:: WORK TO DO ::
Would you write out the entries below, every one of them, exactly?

[Items from a dataset]
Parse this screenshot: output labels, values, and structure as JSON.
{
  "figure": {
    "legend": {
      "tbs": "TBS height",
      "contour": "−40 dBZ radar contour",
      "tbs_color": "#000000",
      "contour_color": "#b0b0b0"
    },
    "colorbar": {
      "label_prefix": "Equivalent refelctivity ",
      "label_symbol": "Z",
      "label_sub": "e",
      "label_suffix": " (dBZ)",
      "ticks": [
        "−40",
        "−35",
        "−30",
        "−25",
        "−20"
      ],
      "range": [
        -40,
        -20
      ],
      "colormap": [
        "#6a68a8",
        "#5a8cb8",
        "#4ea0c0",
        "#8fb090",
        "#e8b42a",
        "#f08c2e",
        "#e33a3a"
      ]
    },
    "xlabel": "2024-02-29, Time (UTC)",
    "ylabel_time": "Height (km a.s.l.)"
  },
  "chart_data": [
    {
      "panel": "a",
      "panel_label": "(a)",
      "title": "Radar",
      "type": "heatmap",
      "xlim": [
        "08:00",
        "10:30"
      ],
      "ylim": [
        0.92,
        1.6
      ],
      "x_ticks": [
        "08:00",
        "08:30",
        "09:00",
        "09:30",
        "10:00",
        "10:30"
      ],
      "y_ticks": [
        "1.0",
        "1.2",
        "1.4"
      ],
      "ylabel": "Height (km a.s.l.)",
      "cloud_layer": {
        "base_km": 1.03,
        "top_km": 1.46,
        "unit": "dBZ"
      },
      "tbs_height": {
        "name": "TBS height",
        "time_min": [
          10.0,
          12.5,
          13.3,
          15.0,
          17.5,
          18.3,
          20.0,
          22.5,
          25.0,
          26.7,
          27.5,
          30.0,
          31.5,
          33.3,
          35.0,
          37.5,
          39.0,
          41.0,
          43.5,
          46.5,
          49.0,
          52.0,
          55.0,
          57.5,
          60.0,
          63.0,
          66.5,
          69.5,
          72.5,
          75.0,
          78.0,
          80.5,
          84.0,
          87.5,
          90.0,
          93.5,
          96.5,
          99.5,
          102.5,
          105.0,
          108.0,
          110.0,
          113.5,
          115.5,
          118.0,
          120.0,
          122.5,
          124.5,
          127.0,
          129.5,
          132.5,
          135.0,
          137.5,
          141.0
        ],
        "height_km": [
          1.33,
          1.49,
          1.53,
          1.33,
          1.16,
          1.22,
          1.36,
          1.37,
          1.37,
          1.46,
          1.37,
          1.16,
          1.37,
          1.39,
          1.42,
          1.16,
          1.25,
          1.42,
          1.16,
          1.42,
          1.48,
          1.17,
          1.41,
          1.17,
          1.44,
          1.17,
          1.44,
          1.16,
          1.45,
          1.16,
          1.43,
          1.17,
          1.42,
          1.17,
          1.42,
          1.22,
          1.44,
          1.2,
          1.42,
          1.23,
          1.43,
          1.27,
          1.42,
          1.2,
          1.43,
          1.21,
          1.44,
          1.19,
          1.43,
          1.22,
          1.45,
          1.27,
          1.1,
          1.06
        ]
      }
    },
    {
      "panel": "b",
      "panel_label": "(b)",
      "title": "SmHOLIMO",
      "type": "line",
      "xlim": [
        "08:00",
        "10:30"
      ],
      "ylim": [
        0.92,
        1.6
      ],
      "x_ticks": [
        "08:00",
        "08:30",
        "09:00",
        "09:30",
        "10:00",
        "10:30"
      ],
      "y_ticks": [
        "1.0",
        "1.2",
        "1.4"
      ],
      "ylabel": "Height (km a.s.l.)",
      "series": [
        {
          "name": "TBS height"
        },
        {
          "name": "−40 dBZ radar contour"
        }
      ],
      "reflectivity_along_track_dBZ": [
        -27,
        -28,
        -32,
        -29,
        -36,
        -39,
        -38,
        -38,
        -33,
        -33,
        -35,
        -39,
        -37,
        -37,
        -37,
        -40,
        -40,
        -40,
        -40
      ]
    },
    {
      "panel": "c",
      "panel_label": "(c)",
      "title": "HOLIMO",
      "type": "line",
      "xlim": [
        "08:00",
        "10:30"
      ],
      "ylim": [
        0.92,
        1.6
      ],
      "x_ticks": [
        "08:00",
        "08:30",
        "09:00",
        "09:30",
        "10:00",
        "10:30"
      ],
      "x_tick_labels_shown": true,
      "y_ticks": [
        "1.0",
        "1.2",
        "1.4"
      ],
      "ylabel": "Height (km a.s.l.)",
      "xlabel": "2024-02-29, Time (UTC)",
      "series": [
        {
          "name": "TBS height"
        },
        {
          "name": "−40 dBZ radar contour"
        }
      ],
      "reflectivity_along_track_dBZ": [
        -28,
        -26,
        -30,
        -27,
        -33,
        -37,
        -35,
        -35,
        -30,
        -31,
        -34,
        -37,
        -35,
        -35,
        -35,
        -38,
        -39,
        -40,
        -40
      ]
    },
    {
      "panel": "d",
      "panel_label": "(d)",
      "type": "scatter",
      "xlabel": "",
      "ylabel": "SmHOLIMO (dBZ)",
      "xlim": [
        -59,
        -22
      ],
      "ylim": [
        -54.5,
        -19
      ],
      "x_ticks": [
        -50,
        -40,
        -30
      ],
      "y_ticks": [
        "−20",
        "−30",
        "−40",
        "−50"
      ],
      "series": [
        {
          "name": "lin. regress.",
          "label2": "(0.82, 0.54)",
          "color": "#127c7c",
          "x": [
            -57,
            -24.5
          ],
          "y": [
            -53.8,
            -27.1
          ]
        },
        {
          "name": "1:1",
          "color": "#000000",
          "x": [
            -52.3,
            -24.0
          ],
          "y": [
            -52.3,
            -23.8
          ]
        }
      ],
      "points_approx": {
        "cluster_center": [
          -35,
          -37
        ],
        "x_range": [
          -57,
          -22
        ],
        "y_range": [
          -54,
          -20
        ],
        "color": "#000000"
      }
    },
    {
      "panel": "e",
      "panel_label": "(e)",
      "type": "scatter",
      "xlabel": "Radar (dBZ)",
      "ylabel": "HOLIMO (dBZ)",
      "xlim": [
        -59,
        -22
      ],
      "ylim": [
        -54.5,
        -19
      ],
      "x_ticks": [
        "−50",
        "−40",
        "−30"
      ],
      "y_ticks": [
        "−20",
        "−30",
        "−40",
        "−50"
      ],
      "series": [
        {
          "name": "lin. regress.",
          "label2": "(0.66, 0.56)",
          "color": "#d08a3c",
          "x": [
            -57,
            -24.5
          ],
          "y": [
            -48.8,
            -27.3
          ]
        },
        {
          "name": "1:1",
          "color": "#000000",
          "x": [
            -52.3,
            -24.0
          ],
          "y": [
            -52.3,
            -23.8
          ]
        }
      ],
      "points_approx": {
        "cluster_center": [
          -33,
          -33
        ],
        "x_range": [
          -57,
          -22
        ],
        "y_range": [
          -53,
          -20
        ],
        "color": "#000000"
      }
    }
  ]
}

:: ANSWER TO THE TASK ::
Parse this screenshot: output labels, values, and structure as JSON.
{
  "figure": {
    "legend": {
      "tbs": "TBS height",
      "contour": "−40 dBZ radar contour",
      "tbs_color": "#000000",
      "contour_color": "#b0b0b0"
    },
    "colorbar": {
      "label_prefix": "Equivalent refelctivity ",
      "label_symbol": "Z",
      "label_sub": "e",
      "label_suffix": " (dBZ)",
      "ticks": [
        "−40",
        "−35",
        "−30",
        "−25",
        "−20"
      ],
      "range": [
        -40,
        -20
      ],
      "colormap": [
        "#6a68a8",
        "#5a8cb8",
        "#4ea0c0",
        "#8fb090",
        "#e8b42a",
        "#f08c2e",
        "#e33a3a"
      ]
    },
    "xlabel": "2024-02-29, Time (UTC)",
    "ylabel_time": "Height (km a.s.l.)"
  },
  "chart_data": [
    {
      "panel": "a",
      "panel_label": "(a)",
      "title": "Radar",
      "type": "heatmap",
      "xlim": [
        "08:00",
        "10:30"
      ],
      "ylim": [
        0.92,
        1.6
      ],
      "x_ticks": [
        "08:00",
        "08:30",
        "09:00",
        "09:30",
        "10:00",
        "10:30"
      ],
      "y_ticks": [
        "1.0",
        "1.2",
        "1.4"
      ],
      "ylabel": "Height (km a.s.l.)",
      "cloud_layer": {
        "base_km": 1.03,
        "top_km": 1.46,
        "unit": "dBZ"
      },
      "tbs_height": {
        "name": "TBS height",
        "time_min": [
          10.0,
          12.5,
          13.3,
          15.0,
          17.5,
          18.3,
          20.0,
          22.5,
          25.0,
          26.7,
          27.5,
          30.0,
          31.5,
          33.3,
          35.0,
          37.5,
          39.0,
          41.0,
          43.5,
          46.5,
          49.0,
          52.0,
          55.0,
          57.5,
          60.0,
          63.0,
          66.5,
          69.5,
          72.5,
          75.0,
          78.0,
          80.5,
          84.0,
          87.5,
          90.0,
          93.5,
          96.5,
          99.5,
          102.5,
          105.0,
          108.0,
          110.0,
          113.5,
          115.5,
          118.0,
          120.0,
          122.5,
          124.5,
          127.0,
          129.5,
          132.5,
          135.0,
          137.5,
          141.0
        ],
        "height_km": [
          1.33,
          1.49,
          1.53,
          1.33,
          1.16,
          1.22,
          1.36,
          1.37,
          1.37,
          1.46,
          1.37,
          1.16,
          1.37,
          1.39,
          1.42,
          1.16,
          1.25,
          1.42,
          1.16,
          1.42,
          1.48,
          1.17,
          1.41,
          1.17,
          1.44,
          1.17,
          1.44,
          1.16,
          1.45,
          1.16,
          1.43,
          1.17,
          1.42,
          1.17,
          1.42,
          1.22,
          1.44,
          1.2,
          1.42,
          1.23,
          1.43,
          1.27,
          1.42,
          1.2,
          1.43,
          1.21,
          1.44,
          1.19,
          1.43,
          1.22,
          1.45,
          1.27,
          1.1,
          1.06
        ]
      }
    },
    {
      "panel": "b",
      "panel_label": "(b)",
      "title": "SmHOLIMO",
      "type": "line",
      "xlim": [
        "08:00",
        "10:30"
      ],
      "ylim": [
        0.92,
        1.6
      ],
      "x_ticks": [
        "08:00",
        "08:30",
        "09:00",
        "09:30",
        "10:00",
        "10:30"
      ],
      "y_ticks": [
        "1.0",
        "1.2",
        "1.4"
      ],
      "ylabel": "Height (km a.s.l.)",
      "series": [
        {
          "name": "TBS height"
        },
        {
          "name": "−40 dBZ radar contour"
        }
      ],
      "reflectivity_along_track_dBZ": [
        -27,
        -28,
        -32,
        -29,
        -36,
        -39,
        -38,
        -38,
        -33,
        -33,
        -35,
        -39,
        -37,
        -37,
        -37,
        -40,
        -40,
        -40,
        -40
      ]
    },
    {
      "panel": "c",
      "panel_label": "(c)",
      "title": "HOLIMO",
      "type": "line",
      "xlim": [
        "08:00",
        "10:30"
      ],
      "ylim": [
        0.92,
        1.6
      ],
      "x_ticks": [
        "08:00",
        "08:30",
        "09:00",
        "09:30",
        "10:00",
        "10:30"
      ],
      "x_tick_labels_shown": true,
      "y_ticks": [
        "1.0",
        "1.2",
        "1.4"
      ],
      "ylabel": "Height (km a.s.l.)",
      "xlabel": "2024-02-29, Time (UTC)",
      "series": [
        {
          "name": "TBS height"
        },
        {
          "name": "−40 dBZ radar contour"
        }
      ],
      "reflectivity_along_track_dBZ": [
        -28,
        -26,
        -30,
        -27,
        -33,
        -37,
        -35,
        -35,
        -30,
        -31,
        -34,
        -37,
        -35,
        -35,
        -35,
        -38,
        -39,
        -40,
        -40
      ]
    },
    {
      "panel": "d",
      "panel_label": "(d)",
      "type": "scatter",
      "xlabel": "",
      "ylabel": "SmHOLIMO (dBZ)",
      "xlim": [
        -59,
        -22
      ],
      "ylim": [
        -54.5,
        -19
      ],
      "x_ticks": [
        -50,
        -40,
        -30
      ],
      "y_ticks": [
        "−20",
        "−30",
        "−40",
        "−50"
      ],
      "series": [
        {
          "name": "lin. regress.",
          "label2": "(0.82, 0.54)",
          "color": "#127c7c",
          "x": [
            -57,
            -24.5
          ],
          "y": [
            -53.8,
            -27.1
          ]
        },
        {
          "name": "1:1",
          "color": "#000000",
          "x": [
            -52.3,
            -24.0
          ],
          "y": [
            -52.3,
            -23.8
          ]
        }
      ],
      "points_approx": {
        "cluster_center": [
          -35,
          -37
        ],
        "x_range": [
          -57,
          -22
        ],
        "y_range": [
          -54,
          -20
        ],
        "color": "#000000"
      }
    },
    {
      "panel": "e",
      "panel_label": "(e)",
      "type": "scatter",
      "xlabel": "Radar (dBZ)",
      "ylabel": "HOLIMO (dBZ)",
      "xlim": [
        -59,
        -22
      ],
      "ylim": [
        -54.5,
        -19
      ],
      "x_ticks": [
        "−50",
        "−40",
        "−30"
      ],
      "y_ticks": [
        "−20",
        "−30",
        "−40",
        "−50"
      ],
      "series": [
        {
          "name": "lin. regress.",
          "label2": "(0.66, 0.56)",
          "color": "#d08a3c",
          "x": [
            -57,
            -24.5
          ],
          "y": [
            -48.8,
            -27.3
          ]
        },
        {
          "name": "1:1",
          "color": "#000000",
          "x": [
            -52.3,
            -24.0
          ],
          "y": [
            -52.3,
            -23.8
          ]
        }
      ],
      "points_approx": {
        "cluster_center": [
          -33,
          -33
        ],
        "x_range": [
          -57,
          -22
        ],
        "y_range": [
          -53,
          -20
        ],
        "color": "#000000"
      }
    }
  ]
}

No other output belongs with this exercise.